(Exercise aim)
Copy the data below exactly, omitting any picture it contains.

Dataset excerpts
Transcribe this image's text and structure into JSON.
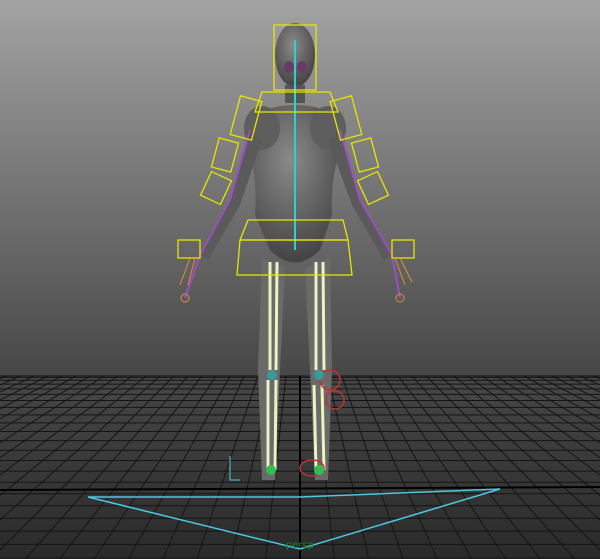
{
  "viewport": {
    "camera_label": "persp",
    "colors": {
      "bg_top": "#9a9a9a",
      "bg_bottom": "#3a3a3a",
      "grid": "#111111",
      "controls": "#e6e600",
      "skeleton": "#e8f0c8",
      "curve": "#4cc8e0"
    }
  }
}
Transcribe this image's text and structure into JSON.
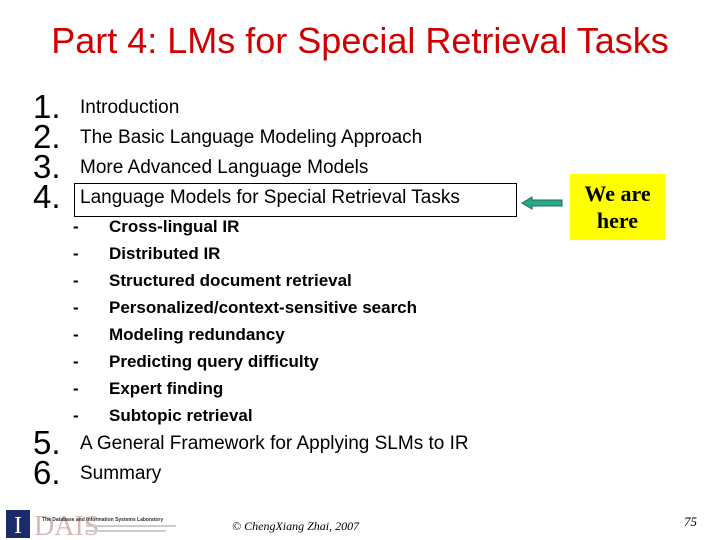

(Exercise response)
Transcribe this image's text and structure into JSON.
{
  "viewport": {
    "camera_label": "persp",
    "colors": {
      "bg_top": "#9a9a9a",
      "bg_bottom": "#3a3a3a",
      "grid": "#111111",
      "controls": "#e6e600",
      "skeleton": "#e8f0c8",
      "curve": "#4cc8e0"
    }
  }
}
Transcribe this image's text and structure into JSON.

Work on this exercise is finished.